WRITTEN EXERCISE:
Copy the forum thread from "Olympus make entry" to "in lenses ?", replacing "photo store" with "camera shop".

DOCUMENT EXCERPT:
==================================================
# Upgrading from Olympus e410



## theywillappearbehold (Jun 11, 2011)

Hey guys, I'm new here so forgive me if I'm posting in the wrong place. 

I'm planning on upgrading from an Olympus e410 to a Canon Rebel T1i soon. I've shot with the e410 for about two years now and there are a few things that I am not happy with. The 4/3 mount lenses are very expensive, and recently I've noticed how noisy my images are. Mainly, I'm looking for better image quality and after doing some research the T1i seemed like a reasonable upgrade for the price. 
Would this switch make a difference, or should I go for something better?


----------



## Garbz (Jun 12, 2011)

The canon will definitely be a step up in quality camera wise. Its the only thing you can expect when you replace a nearly 5 year old camera with something more current. Lens wise.... Well Olympus are expensive for a reason. They have some of the outright nicest lenses there is. Though the camera should be compatible with any 4/3rds lens and cheaper ones are available. Expect the kit lens on the T1i not to be as good as the E-410. Especially if you had that 14-42. Man that's a focusing system so smooth it puts Canon's and Nikon's pro lines to shame. 

Olympus make entry level cameras on budgets with a huge step up in cost to go beyond. They also make small stuff. If you're interested in moving to a midrange but no interested in ultimately spending a lot of money on your hobby the switch to Canon or Nikon would likely be a good idea (now before you buy lenses  ). Also note that you will take a large step up in size for the equivalent of everything. Olympus make the smallest DSLRs in the industry and some of the smallest 4/3rds lenses to match. It may come as a shock when you first pick up another camera so I suggest you go to a photo store and do that too rather than just blindly buying a T1i. It'll make your change smoother.


----------



## Don Kondra (Jun 12, 2011)

You haven't mentioned how much you have invested in lenses ?

If it is substanial perhaps you should consider a used E-3 or E-30.  They are running ~ $650 - 700 for a low shutter count unit.

I moved from a E-510 to a new E-30 and then purchased a used E-3.

Both cameras have much better iso performance.

The E-510 was problematic shooting over iso 400, I have my auto iso at 800 on the E-3 and 1000 on the E-30. 

In both cases the noise filter on a raw image if necessary handles any noise. 

Just food for thought 

Cheers, Don


----------
==================================================
GIVEN RECORDS:

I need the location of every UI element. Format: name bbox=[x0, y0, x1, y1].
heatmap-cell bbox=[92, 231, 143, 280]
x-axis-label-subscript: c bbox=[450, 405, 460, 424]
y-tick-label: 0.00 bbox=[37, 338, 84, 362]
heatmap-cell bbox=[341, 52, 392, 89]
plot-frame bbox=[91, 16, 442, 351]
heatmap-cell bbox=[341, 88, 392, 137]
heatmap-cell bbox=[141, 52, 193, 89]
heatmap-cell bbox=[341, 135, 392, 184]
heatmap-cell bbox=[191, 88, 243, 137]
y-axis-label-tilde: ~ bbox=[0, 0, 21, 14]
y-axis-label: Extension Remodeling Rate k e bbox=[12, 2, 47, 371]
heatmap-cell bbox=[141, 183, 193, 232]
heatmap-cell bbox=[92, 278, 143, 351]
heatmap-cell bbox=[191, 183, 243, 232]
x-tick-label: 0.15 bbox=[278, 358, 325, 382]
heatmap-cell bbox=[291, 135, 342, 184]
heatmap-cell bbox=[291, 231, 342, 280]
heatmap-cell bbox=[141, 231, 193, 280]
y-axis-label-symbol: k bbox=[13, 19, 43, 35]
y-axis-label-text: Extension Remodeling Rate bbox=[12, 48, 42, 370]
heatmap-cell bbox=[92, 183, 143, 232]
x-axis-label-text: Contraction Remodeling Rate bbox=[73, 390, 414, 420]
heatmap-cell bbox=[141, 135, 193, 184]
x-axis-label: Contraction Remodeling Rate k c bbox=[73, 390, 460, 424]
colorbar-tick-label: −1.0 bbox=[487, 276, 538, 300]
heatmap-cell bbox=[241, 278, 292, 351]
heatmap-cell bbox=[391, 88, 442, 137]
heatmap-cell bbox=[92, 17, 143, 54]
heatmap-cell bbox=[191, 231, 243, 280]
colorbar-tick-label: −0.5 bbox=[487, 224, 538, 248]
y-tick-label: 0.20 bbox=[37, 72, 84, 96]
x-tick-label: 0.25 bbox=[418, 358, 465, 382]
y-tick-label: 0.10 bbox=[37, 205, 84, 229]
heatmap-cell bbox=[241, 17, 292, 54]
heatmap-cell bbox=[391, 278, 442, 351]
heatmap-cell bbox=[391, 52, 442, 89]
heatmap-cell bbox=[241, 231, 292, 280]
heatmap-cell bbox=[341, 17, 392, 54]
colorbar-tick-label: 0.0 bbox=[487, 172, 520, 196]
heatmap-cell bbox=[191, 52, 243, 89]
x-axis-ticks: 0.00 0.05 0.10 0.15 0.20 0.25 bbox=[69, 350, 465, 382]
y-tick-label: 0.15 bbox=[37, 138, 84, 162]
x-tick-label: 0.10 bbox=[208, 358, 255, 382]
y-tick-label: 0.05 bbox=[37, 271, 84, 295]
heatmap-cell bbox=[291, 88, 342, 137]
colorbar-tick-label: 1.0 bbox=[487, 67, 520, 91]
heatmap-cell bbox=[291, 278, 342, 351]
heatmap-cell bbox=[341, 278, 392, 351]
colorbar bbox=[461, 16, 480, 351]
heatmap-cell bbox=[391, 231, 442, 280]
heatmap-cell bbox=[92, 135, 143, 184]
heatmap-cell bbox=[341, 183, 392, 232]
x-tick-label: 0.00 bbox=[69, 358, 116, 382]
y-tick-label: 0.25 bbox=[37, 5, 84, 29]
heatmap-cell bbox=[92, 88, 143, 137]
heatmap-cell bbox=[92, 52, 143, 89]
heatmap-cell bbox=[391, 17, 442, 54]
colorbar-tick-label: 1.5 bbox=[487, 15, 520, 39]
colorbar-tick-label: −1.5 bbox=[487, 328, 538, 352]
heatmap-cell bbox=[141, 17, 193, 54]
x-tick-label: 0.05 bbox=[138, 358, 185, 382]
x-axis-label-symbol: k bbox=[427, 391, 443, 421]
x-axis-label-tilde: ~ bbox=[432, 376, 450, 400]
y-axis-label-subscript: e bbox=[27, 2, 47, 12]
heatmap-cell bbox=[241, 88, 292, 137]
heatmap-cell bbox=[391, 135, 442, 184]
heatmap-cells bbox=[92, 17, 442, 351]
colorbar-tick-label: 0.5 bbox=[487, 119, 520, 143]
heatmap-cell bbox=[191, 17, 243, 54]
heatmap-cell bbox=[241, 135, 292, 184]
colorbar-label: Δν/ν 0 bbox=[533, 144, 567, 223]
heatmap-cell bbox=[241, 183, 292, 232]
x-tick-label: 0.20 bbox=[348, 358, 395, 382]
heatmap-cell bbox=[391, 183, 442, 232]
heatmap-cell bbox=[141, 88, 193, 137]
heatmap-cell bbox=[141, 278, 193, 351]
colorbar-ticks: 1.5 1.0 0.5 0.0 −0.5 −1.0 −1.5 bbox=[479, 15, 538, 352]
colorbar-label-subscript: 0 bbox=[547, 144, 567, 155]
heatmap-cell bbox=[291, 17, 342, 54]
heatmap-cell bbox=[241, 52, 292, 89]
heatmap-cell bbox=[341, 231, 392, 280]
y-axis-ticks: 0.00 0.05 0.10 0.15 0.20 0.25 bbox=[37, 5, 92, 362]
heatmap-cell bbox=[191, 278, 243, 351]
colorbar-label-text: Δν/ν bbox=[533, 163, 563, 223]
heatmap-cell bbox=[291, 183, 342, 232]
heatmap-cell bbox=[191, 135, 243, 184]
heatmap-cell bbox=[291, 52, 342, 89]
==================================================
EXPECTED ANSWER:
Olympus make entry level cameras on budgets with a huge step up in cost to go beyond. They also make small stuff. If you're interested in moving to a midrange but no interested in ultimately spending a lot of money on your hobby the switch to Canon or Nikon would likely be a good idea (now before you buy lenses  ). Also note that you will take a large step up in size for the equivalent of everything. Olympus make the smallest DSLRs in the industry and some of the smallest 4/3rds lenses to match. It may come as a shock when you first pick up another camera so I suggest you go to a camera shop and do that too rather than just blindly buying a T1i. It'll make your change smoother.


----------



## Don Kondra (Jun 12, 2011)

You haven't mentioned how much you have invested in lenses ?